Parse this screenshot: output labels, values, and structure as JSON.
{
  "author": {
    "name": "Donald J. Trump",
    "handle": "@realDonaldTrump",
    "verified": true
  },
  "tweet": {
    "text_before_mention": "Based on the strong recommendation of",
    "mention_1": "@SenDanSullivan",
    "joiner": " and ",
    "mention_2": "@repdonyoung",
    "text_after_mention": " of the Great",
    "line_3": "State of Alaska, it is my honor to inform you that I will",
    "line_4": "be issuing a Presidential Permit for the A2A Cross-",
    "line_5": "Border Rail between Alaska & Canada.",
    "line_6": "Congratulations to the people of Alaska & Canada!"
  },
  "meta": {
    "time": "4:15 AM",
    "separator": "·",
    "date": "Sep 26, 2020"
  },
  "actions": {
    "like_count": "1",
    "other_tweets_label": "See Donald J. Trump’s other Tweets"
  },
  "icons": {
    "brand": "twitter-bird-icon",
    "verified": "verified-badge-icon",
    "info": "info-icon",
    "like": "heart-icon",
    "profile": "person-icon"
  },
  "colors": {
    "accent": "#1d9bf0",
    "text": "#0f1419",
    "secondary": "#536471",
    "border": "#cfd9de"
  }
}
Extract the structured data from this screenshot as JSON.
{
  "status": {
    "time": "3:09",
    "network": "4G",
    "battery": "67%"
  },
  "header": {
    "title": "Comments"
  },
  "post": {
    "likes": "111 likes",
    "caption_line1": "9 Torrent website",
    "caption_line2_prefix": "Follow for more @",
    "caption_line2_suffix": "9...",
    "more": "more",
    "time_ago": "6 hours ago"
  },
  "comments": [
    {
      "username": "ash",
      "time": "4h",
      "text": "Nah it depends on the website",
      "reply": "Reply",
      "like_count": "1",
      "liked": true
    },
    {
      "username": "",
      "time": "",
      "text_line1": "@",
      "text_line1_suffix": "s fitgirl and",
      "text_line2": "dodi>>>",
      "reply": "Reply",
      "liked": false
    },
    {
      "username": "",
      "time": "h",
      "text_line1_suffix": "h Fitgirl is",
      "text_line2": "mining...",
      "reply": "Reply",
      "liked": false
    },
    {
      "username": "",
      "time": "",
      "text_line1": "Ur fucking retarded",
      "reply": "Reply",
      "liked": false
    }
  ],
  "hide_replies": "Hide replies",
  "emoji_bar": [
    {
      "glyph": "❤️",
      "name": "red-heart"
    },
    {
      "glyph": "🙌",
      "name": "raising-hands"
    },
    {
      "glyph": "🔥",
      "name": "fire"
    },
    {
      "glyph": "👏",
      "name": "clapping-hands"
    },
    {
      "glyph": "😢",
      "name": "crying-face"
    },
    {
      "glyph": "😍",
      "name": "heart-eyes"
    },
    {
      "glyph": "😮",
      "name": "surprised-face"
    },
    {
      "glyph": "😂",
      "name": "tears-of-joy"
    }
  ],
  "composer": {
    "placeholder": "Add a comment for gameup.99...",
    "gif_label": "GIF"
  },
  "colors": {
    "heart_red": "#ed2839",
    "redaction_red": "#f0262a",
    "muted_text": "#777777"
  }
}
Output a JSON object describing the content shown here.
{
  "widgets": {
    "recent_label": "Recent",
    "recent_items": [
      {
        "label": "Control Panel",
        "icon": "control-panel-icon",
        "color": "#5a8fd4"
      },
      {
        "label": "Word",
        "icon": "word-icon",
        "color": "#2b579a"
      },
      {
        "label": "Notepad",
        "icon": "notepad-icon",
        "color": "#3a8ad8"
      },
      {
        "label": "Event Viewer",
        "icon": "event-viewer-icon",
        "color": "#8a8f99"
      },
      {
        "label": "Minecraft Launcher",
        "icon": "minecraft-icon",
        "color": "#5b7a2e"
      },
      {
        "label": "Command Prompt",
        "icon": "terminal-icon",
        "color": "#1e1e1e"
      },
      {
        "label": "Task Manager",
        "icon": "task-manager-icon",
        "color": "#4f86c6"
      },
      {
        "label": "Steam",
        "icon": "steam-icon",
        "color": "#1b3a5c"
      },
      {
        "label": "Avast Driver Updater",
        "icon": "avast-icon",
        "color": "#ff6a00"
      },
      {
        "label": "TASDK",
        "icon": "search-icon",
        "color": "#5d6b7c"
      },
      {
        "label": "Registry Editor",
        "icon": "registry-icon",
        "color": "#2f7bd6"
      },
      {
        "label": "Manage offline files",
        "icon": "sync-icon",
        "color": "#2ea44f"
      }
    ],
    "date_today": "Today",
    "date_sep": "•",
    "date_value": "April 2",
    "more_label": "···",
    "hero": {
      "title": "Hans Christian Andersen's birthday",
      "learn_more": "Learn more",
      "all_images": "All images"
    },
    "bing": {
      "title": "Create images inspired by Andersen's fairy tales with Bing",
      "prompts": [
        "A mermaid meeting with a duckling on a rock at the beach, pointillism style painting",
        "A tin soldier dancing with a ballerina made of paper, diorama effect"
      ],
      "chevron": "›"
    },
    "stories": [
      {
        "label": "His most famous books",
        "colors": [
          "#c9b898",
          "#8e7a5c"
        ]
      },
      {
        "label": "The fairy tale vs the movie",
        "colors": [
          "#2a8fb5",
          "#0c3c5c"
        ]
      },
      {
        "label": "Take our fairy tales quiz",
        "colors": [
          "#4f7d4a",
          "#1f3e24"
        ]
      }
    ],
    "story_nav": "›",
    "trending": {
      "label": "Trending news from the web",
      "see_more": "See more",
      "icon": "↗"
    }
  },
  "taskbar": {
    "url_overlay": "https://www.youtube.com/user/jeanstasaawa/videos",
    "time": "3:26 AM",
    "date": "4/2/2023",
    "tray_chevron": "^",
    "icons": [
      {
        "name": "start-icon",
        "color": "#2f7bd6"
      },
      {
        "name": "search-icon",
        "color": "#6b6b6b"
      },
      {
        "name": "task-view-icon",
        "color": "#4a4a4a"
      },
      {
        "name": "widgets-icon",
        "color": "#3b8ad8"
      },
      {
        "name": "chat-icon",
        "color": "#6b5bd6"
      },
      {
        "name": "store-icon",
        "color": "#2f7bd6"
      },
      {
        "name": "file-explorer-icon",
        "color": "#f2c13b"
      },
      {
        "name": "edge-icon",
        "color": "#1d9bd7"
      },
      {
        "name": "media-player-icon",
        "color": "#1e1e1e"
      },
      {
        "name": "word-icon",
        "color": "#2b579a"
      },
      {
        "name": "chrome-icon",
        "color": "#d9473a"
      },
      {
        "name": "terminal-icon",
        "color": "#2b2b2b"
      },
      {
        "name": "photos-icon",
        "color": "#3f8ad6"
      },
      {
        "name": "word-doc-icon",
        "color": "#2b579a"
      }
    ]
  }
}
--------------------
§ **Problem**: Output the complete data exactly as written.

§ **Result for this task**:
Parse this screenshot: output labels, values, and structure as JSON.
{
  "author": {
    "name": "Donald J. Trump",
    "handle": "@realDonaldTrump",
    "verified": true
  },
  "tweet": {
    "text_before_mention": "Based on the strong recommendation of",
    "mention_1": "@SenDanSullivan",
    "joiner": " and ",
    "mention_2": "@repdonyoung",
    "text_after_mention": " of the Great",
    "line_3": "State of Alaska, it is my honor to inform you that I will",
    "line_4": "be issuing a Presidential Permit for the A2A Cross-",
    "line_5": "Border Rail between Alaska & Canada.",
    "line_6": "Congratulations to the people of Alaska & Canada!"
  },
  "meta": {
    "time": "4:15 AM",
    "separator": "·",
    "date": "Sep 26, 2020"
  },
  "actions": {
    "like_count": "1",
    "other_tweets_label": "See Donald J. Trump’s other Tweets"
  },
  "icons": {
    "brand": "twitter-bird-icon",
    "verified": "verified-badge-icon",
    "info": "info-icon",
    "like": "heart-icon",
    "profile": "person-icon"
  },
  "colors": {
    "accent": "#1d9bf0",
    "text": "#0f1419",
    "secondary": "#536471",
    "border": "#cfd9de"
  }
}
Extract the structured data from this screenshot as JSON.
{
  "status": {
    "time": "3:09",
    "network": "4G",
    "battery": "67%"
  },
  "header": {
    "title": "Comments"
  },
  "post": {
    "likes": "111 likes",
    "caption_line1": "9 Torrent website",
    "caption_line2_prefix": "Follow for more @",
    "caption_line2_suffix": "9...",
    "more": "more",
    "time_ago": "6 hours ago"
  },
  "comments": [
    {
      "username": "ash",
      "time": "4h",
      "text": "Nah it depends on the website",
      "reply": "Reply",
      "like_count": "1",
      "liked": true
    },
    {
      "username": "",
      "time": "",
      "text_line1": "@",
      "text_line1_suffix": "s fitgirl and",
      "text_line2": "dodi>>>",
      "reply": "Reply",
      "liked": false
    },
    {
      "username": "",
      "time": "h",
      "text_line1_suffix": "h Fitgirl is",
      "text_line2": "mining...",
      "reply": "Reply",
      "liked": false
    },
    {
      "username": "",
      "time": "",
      "text_line1": "Ur fucking retarded",
      "reply": "Reply",
      "liked": false
    }
  ],
  "hide_replies": "Hide replies",
  "emoji_bar": [
    {
      "glyph": "❤️",
      "name": "red-heart"
    },
    {
      "glyph": "🙌",
      "name": "raising-hands"
    },
    {
      "glyph": "🔥",
      "name": "fire"
    },
    {
      "glyph": "👏",
      "name": "clapping-hands"
    },
    {
      "glyph": "😢",
      "name": "crying-face"
    },
    {
      "glyph": "😍",
      "name": "heart-eyes"
    },
    {
      "glyph": "😮",
      "name": "surprised-face"
    },
    {
      "glyph": "😂",
      "name": "tears-of-joy"
    }
  ],
  "composer": {
    "placeholder": "Add a comment for gameup.99...",
    "gif_label": "GIF"
  },
  "colors": {
    "heart_red": "#ed2839",
    "redaction_red": "#f0262a",
    "muted_text": "#777777"
  }
}
Output a JSON object describing the content shown here.
{
  "widgets": {
    "recent_label": "Recent",
    "recent_items": [
      {
        "label": "Control Panel",
        "icon": "control-panel-icon",
        "color": "#5a8fd4"
      },
      {
        "label": "Word",
        "icon": "word-icon",
        "color": "#2b579a"
      },
      {
        "label": "Notepad",
        "icon": "notepad-icon",
        "color": "#3a8ad8"
      },
      {
        "label": "Event Viewer",
        "icon": "event-viewer-icon",
        "color": "#8a8f99"
      },
      {
        "label": "Minecraft Launcher",
        "icon": "minecraft-icon",
        "color": "#5b7a2e"
      },
      {
        "label": "Command Prompt",
        "icon": "terminal-icon",
        "color": "#1e1e1e"
      },
      {
        "label": "Task Manager",
        "icon": "task-manager-icon",
        "color": "#4f86c6"
      },
      {
        "label": "Steam",
        "icon": "steam-icon",
        "color": "#1b3a5c"
      },
      {
        "label": "Avast Driver Updater",
        "icon": "avast-icon",
        "color": "#ff6a00"
      },
      {
        "label": "TASDK",
        "icon": "search-icon",
        "color": "#5d6b7c"
      },
      {
        "label": "Registry Editor",
        "icon": "registry-icon",
        "color": "#2f7bd6"
      },
      {
        "label": "Manage offline files",
        "icon": "sync-icon",
        "color": "#2ea44f"
      }
    ],
    "date_today": "Today",
    "date_sep": "•",
    "date_value": "April 2",
    "more_label": "···",
    "hero": {
      "title": "Hans Christian Andersen's birthday",
      "learn_more": "Learn more",
      "all_images": "All images"
    },
    "bing": {
      "title": "Create images inspired by Andersen's fairy tales with Bing",
      "prompts": [
        "A mermaid meeting with a duckling on a rock at the beach, pointillism style painting",
        "A tin soldier dancing with a ballerina made of paper, diorama effect"
      ],
      "chevron": "›"
    },
    "stories": [
      {
        "label": "His most famous books",
        "colors": [
          "#c9b898",
          "#8e7a5c"
        ]
      },
      {
        "label": "The fairy tale vs the movie",
        "colors": [
          "#2a8fb5",
          "#0c3c5c"
        ]
      },
      {
        "label": "Take our fairy tales quiz",
        "colors": [
          "#4f7d4a",
          "#1f3e24"
        ]
      }
    ],
    "story_nav": "›",
    "trending": {
      "label": "Trending news from the web",
      "see_more": "See more",
      "icon": "↗"
    }
  },
  "taskbar": {
    "url_overlay": "https://www.youtube.com/user/jeanstasaawa/videos",
    "time": "3:26 AM",
    "date": "4/2/2023",
    "tray_chevron": "^",
    "icons": [
      {
        "name": "start-icon",
        "color": "#2f7bd6"
      },
      {
        "name": "search-icon",
        "color": "#6b6b6b"
      },
      {
        "name": "task-view-icon",
        "color": "#4a4a4a"
      },
      {
        "name": "widgets-icon",
        "color": "#3b8ad8"
      },
      {
        "name": "chat-icon",
        "color": "#6b5bd6"
      },
      {
        "name": "store-icon",
        "color": "#2f7bd6"
      },
      {
        "name": "file-explorer-icon",
        "color": "#f2c13b"
      },
      {
        "name": "edge-icon",
        "color": "#1d9bd7"
      },
      {
        "name": "media-player-icon",
        "color": "#1e1e1e"
      },
      {
        "name": "word-icon",
        "color": "#2b579a"
      },
      {
        "name": "chrome-icon",
        "color": "#d9473a"
      },
      {
        "name": "terminal-icon",
        "color": "#2b2b2b"
      },
      {
        "name": "photos-icon",
        "color": "#3f8ad6"
      },
      {
        "name": "word-doc-icon",
        "color": "#2b579a"
      }
    ]
  }
}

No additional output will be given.